Short exercise: Go through the material below and copy all lines with "핵심이론".
=== Data section ===
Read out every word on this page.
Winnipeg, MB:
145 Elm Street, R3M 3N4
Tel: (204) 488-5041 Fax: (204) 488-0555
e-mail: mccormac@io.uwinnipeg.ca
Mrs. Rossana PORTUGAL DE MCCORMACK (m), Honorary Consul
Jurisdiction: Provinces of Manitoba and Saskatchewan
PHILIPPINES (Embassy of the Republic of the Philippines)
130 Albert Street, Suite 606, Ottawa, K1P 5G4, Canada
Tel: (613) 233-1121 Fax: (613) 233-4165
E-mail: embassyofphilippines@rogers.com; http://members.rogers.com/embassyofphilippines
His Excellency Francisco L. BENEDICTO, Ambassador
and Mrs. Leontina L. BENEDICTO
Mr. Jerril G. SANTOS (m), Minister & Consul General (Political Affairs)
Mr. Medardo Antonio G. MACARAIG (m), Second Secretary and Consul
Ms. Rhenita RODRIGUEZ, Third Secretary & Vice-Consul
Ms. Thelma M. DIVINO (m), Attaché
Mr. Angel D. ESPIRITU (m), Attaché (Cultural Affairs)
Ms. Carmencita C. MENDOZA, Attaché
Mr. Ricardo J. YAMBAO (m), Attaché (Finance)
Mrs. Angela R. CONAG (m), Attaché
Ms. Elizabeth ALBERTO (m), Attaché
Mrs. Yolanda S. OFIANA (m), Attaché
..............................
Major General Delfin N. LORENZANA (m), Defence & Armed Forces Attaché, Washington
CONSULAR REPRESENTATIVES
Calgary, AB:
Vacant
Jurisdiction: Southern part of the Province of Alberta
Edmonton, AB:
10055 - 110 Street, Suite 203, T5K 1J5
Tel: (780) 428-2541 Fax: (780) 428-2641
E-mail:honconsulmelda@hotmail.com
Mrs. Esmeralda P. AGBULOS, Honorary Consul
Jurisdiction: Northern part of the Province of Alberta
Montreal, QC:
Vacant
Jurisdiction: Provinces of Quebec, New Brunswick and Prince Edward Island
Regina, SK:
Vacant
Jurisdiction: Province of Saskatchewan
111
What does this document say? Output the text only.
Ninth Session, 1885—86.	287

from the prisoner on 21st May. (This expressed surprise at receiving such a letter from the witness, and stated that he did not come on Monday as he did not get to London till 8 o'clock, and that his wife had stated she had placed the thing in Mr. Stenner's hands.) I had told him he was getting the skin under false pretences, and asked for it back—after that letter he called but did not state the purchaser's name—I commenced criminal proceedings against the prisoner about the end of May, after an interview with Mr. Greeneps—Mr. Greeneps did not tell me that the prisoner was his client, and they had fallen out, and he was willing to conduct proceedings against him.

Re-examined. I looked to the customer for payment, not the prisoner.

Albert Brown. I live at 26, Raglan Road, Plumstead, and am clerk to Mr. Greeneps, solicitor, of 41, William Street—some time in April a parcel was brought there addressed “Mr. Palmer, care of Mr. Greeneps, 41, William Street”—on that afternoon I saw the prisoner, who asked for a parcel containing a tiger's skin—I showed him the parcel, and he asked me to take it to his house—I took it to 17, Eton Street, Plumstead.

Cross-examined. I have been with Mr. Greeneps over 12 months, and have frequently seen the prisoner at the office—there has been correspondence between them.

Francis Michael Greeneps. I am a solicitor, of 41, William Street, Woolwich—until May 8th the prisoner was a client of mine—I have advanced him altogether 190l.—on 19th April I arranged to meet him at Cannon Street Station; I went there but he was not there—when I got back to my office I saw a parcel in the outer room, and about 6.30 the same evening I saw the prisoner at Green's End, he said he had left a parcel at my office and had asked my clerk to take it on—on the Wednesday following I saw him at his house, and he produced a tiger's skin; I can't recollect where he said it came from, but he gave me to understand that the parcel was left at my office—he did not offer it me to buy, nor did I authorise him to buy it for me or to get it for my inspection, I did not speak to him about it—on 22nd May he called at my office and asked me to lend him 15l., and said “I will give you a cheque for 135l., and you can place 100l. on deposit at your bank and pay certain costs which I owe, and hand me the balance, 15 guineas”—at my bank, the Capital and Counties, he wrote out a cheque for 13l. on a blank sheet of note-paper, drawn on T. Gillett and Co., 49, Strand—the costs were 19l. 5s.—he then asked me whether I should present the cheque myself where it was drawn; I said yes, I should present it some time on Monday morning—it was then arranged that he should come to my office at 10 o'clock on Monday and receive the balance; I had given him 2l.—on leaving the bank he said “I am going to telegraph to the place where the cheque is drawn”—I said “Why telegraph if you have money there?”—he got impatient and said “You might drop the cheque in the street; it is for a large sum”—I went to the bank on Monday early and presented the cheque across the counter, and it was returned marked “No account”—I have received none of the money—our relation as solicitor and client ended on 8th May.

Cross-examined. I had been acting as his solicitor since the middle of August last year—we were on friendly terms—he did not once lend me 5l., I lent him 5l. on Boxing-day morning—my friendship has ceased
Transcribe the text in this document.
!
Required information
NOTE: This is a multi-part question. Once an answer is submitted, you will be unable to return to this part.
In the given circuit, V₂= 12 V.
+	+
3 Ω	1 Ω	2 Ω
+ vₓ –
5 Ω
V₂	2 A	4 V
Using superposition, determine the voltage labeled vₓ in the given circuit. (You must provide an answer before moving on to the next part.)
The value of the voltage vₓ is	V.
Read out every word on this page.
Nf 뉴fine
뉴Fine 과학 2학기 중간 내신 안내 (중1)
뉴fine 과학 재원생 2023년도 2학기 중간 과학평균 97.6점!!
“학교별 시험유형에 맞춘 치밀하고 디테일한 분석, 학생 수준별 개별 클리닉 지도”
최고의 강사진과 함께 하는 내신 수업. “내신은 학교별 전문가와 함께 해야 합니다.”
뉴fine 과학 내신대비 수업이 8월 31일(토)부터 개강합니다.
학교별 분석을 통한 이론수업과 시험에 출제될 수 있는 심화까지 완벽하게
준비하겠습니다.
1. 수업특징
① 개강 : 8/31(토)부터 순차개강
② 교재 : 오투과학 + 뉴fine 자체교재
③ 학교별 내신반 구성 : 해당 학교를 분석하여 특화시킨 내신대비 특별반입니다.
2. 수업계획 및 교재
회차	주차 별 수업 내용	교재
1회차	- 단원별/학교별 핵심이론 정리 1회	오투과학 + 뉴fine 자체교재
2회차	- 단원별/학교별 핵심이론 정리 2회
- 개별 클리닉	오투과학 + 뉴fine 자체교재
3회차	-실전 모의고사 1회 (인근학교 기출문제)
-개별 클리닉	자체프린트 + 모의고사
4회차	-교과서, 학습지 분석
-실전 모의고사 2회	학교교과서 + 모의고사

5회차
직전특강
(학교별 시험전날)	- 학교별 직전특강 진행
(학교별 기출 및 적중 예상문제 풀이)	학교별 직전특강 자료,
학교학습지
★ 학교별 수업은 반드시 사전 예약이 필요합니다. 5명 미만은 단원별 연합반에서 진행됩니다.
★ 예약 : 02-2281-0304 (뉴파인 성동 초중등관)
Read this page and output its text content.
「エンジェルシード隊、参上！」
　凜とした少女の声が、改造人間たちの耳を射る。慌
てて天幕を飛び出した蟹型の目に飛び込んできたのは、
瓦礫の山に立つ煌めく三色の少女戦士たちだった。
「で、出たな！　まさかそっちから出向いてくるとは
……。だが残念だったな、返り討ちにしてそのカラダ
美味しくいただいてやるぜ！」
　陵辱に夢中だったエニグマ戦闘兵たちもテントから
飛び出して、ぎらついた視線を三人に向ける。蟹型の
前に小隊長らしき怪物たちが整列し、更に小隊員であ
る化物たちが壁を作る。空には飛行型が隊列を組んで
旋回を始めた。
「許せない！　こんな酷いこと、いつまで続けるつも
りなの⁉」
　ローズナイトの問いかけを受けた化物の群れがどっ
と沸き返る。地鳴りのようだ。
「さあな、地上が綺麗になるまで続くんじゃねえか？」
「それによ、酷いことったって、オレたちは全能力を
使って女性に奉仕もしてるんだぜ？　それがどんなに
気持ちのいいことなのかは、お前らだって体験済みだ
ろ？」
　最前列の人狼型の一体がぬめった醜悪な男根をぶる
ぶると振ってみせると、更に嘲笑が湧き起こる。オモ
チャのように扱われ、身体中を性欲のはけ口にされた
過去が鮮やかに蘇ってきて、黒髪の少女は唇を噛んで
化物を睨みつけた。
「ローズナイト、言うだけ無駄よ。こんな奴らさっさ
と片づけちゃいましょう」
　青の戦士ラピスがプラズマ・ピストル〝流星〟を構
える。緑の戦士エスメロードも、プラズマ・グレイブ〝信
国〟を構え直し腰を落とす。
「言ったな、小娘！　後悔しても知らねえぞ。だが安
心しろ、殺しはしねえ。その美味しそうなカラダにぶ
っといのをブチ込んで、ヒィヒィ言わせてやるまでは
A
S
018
===
Answer below:
1회차	- 단원별/학교별 핵심이론 정리 1회	오투과학 + 뉴fine 자체교재
2회차	- 단원별/학교별 핵심이론 정리 2회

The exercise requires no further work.